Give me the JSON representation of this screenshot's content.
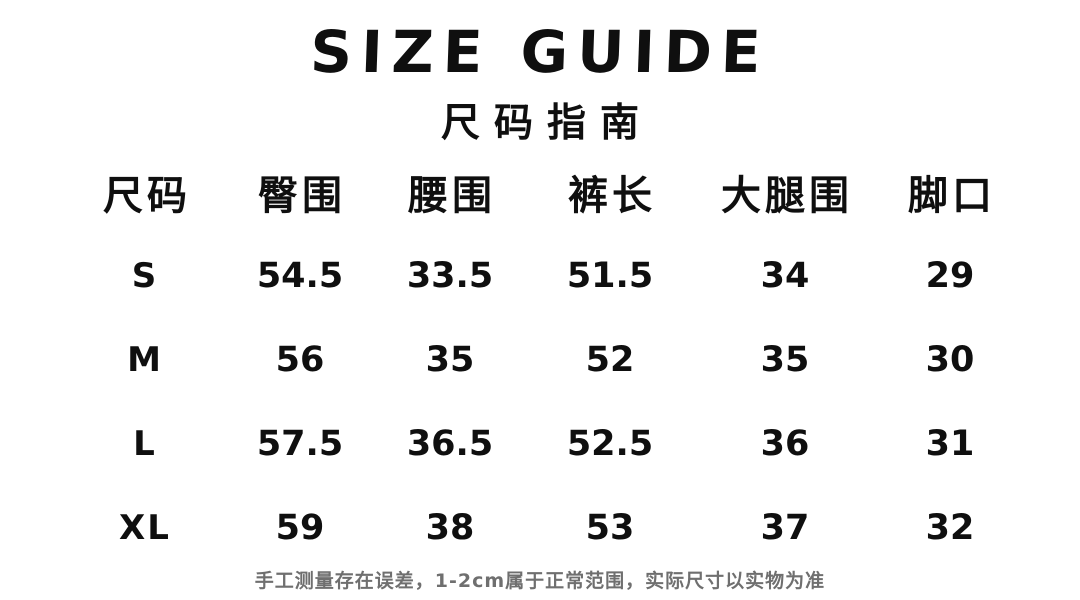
{
  "header": {
    "title": "SIZE GUIDE",
    "subtitle": "尺码指南"
  },
  "chart_data": {
    "type": "table",
    "title": "SIZE GUIDE 尺码指南",
    "columns": [
      "尺码",
      "臀围",
      "腰围",
      "裤长",
      "大腿围",
      "脚口"
    ],
    "rows": [
      [
        "S",
        "54.5",
        "33.5",
        "51.5",
        "34",
        "29"
      ],
      [
        "M",
        "56",
        "35",
        "52",
        "35",
        "30"
      ],
      [
        "L",
        "57.5",
        "36.5",
        "52.5",
        "36",
        "31"
      ],
      [
        "XL",
        "59",
        "38",
        "53",
        "37",
        "32"
      ]
    ],
    "layout": {
      "grid": false,
      "borders": "none",
      "alignment": "center"
    }
  },
  "footnote": "手工测量存在误差，1-2cm属于正常范围，实际尺寸以实物为准",
  "colors": {
    "text": "#0f0f0f",
    "footnote": "#6f6f6f",
    "background": "#ffffff"
  }
}
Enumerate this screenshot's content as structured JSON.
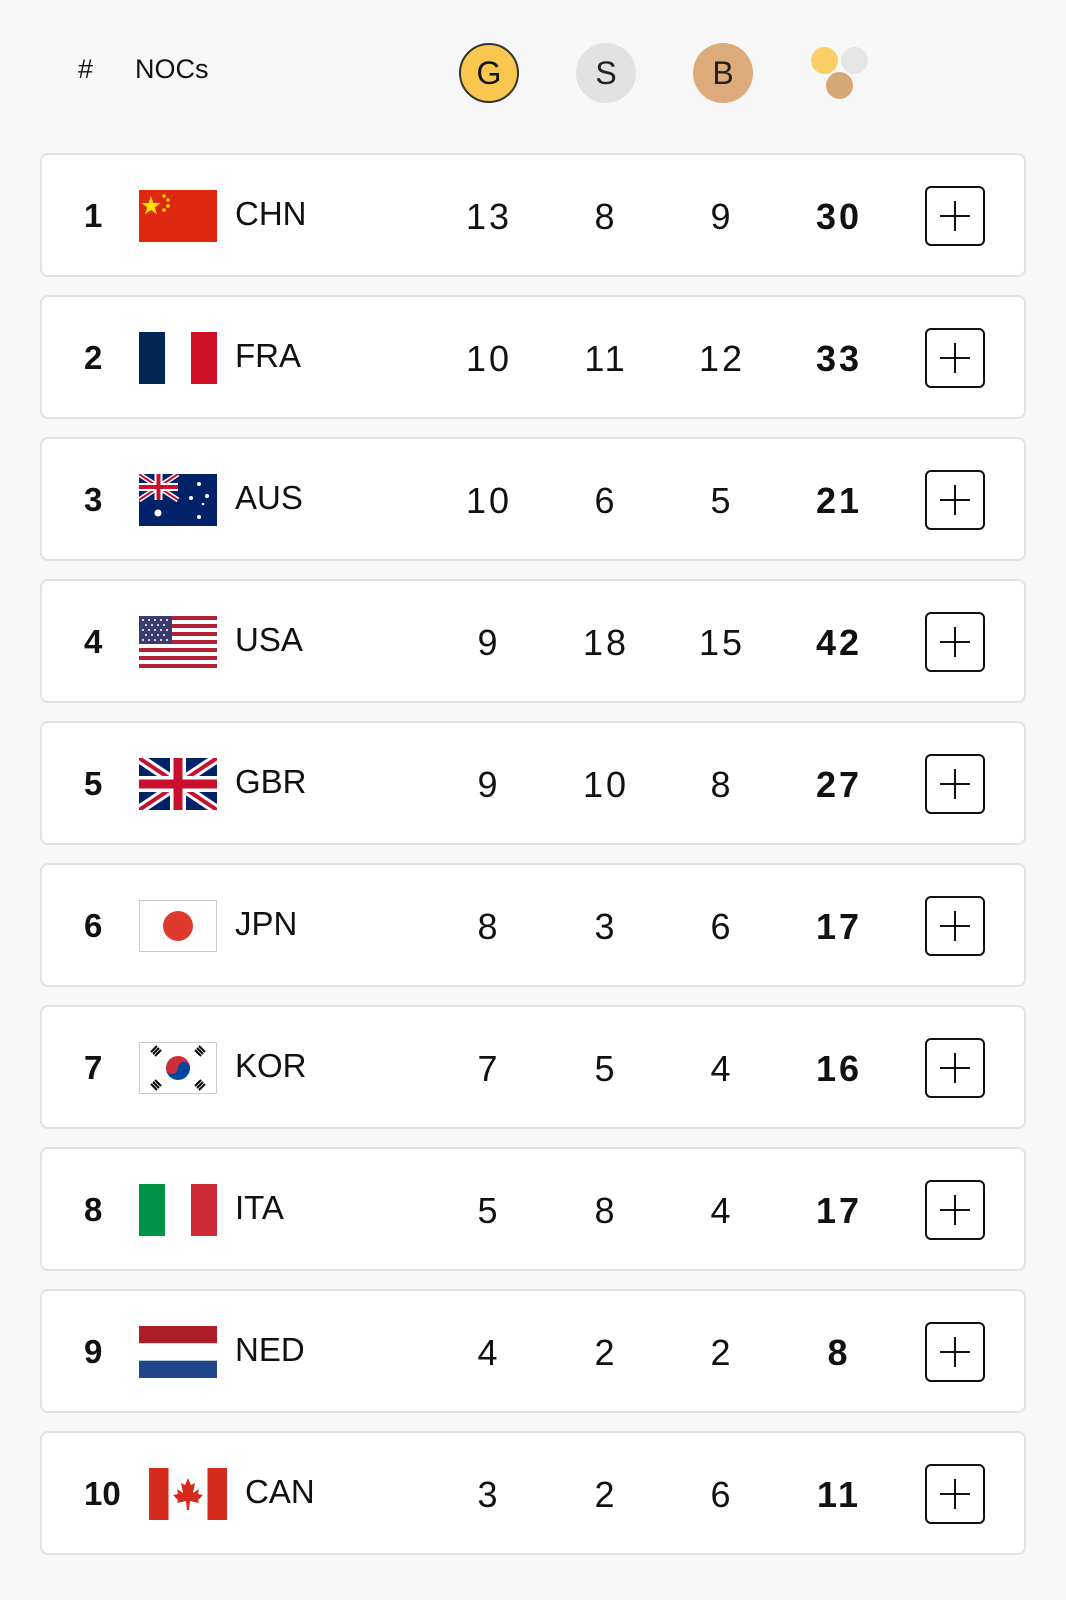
{
  "header": {
    "rank_label": "#",
    "noc_label": "NOCs",
    "gold_label": "G",
    "silver_label": "S",
    "bronze_label": "B",
    "total_icon": "total-medals-icon"
  },
  "colors": {
    "gold": "#f9c74f",
    "silver": "#e2e2e2",
    "bronze": "#dcaa7b"
  },
  "rows": [
    {
      "rank": "1",
      "code": "CHN",
      "gold": "13",
      "silver": "8",
      "bronze": "9",
      "total": "30",
      "flag": "china-flag-icon"
    },
    {
      "rank": "2",
      "code": "FRA",
      "gold": "10",
      "silver": "11",
      "bronze": "12",
      "total": "33",
      "flag": "france-flag-icon"
    },
    {
      "rank": "3",
      "code": "AUS",
      "gold": "10",
      "silver": "6",
      "bronze": "5",
      "total": "21",
      "flag": "australia-flag-icon"
    },
    {
      "rank": "4",
      "code": "USA",
      "gold": "9",
      "silver": "18",
      "bronze": "15",
      "total": "42",
      "flag": "usa-flag-icon"
    },
    {
      "rank": "5",
      "code": "GBR",
      "gold": "9",
      "silver": "10",
      "bronze": "8",
      "total": "27",
      "flag": "uk-flag-icon"
    },
    {
      "rank": "6",
      "code": "JPN",
      "gold": "8",
      "silver": "3",
      "bronze": "6",
      "total": "17",
      "flag": "japan-flag-icon"
    },
    {
      "rank": "7",
      "code": "KOR",
      "gold": "7",
      "silver": "5",
      "bronze": "4",
      "total": "16",
      "flag": "korea-flag-icon"
    },
    {
      "rank": "8",
      "code": "ITA",
      "gold": "5",
      "silver": "8",
      "bronze": "4",
      "total": "17",
      "flag": "italy-flag-icon"
    },
    {
      "rank": "9",
      "code": "NED",
      "gold": "4",
      "silver": "2",
      "bronze": "2",
      "total": "8",
      "flag": "netherlands-flag-icon"
    },
    {
      "rank": "10",
      "code": "CAN",
      "gold": "3",
      "silver": "2",
      "bronze": "6",
      "total": "11",
      "flag": "canada-flag-icon"
    }
  ]
}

[DIRECTIONS FOR THIS TASK] Except for the pictures, copy every line of the records above exactly.

[OUTPUT FOR THIS TASK]
Give me the JSON representation of this screenshot's content.
{
  "header": {
    "title": "SIZE GUIDE",
    "subtitle": "尺码指南"
  },
  "chart_data": {
    "type": "table",
    "title": "SIZE GUIDE 尺码指南",
    "columns": [
      "尺码",
      "臀围",
      "腰围",
      "裤长",
      "大腿围",
      "脚口"
    ],
    "rows": [
      [
        "S",
        "54.5",
        "33.5",
        "51.5",
        "34",
        "29"
      ],
      [
        "M",
        "56",
        "35",
        "52",
        "35",
        "30"
      ],
      [
        "L",
        "57.5",
        "36.5",
        "52.5",
        "36",
        "31"
      ],
      [
        "XL",
        "59",
        "38",
        "53",
        "37",
        "32"
      ]
    ],
    "layout": {
      "grid": false,
      "borders": "none",
      "alignment": "center"
    }
  },
  "footnote": "手工测量存在误差，1-2cm属于正常范围，实际尺寸以实物为准",
  "colors": {
    "text": "#0f0f0f",
    "footnote": "#6f6f6f",
    "background": "#ffffff"
  }
}
Enumerate this screenshot's content as structured JSON.
{
  "header": {
    "rank_label": "#",
    "noc_label": "NOCs",
    "gold_label": "G",
    "silver_label": "S",
    "bronze_label": "B",
    "total_icon": "total-medals-icon"
  },
  "colors": {
    "gold": "#f9c74f",
    "silver": "#e2e2e2",
    "bronze": "#dcaa7b"
  },
  "rows": [
    {
      "rank": "1",
      "code": "CHN",
      "gold": "13",
      "silver": "8",
      "bronze": "9",
      "total": "30",
      "flag": "china-flag-icon"
    },
    {
      "rank": "2",
      "code": "FRA",
      "gold": "10",
      "silver": "11",
      "bronze": "12",
      "total": "33",
      "flag": "france-flag-icon"
    },
    {
      "rank": "3",
      "code": "AUS",
      "gold": "10",
      "silver": "6",
      "bronze": "5",
      "total": "21",
      "flag": "australia-flag-icon"
    },
    {
      "rank": "4",
      "code": "USA",
      "gold": "9",
      "silver": "18",
      "bronze": "15",
      "total": "42",
      "flag": "usa-flag-icon"
    },
    {
      "rank": "5",
      "code": "GBR",
      "gold": "9",
      "silver": "10",
      "bronze": "8",
      "total": "27",
      "flag": "uk-flag-icon"
    },
    {
      "rank": "6",
      "code": "JPN",
      "gold": "8",
      "silver": "3",
      "bronze": "6",
      "total": "17",
      "flag": "japan-flag-icon"
    },
    {
      "rank": "7",
      "code": "KOR",
      "gold": "7",
      "silver": "5",
      "bronze": "4",
      "total": "16",
      "flag": "korea-flag-icon"
    },
    {
      "rank": "8",
      "code": "ITA",
      "gold": "5",
      "silver": "8",
      "bronze": "4",
      "total": "17",
      "flag": "italy-flag-icon"
    },
    {
      "rank": "9",
      "code": "NED",
      "gold": "4",
      "silver": "2",
      "bronze": "2",
      "total": "8",
      "flag": "netherlands-flag-icon"
    },
    {
      "rank": "10",
      "code": "CAN",
      "gold": "3",
      "silver": "2",
      "bronze": "6",
      "total": "11",
      "flag": "canada-flag-icon"
    }
  ]
}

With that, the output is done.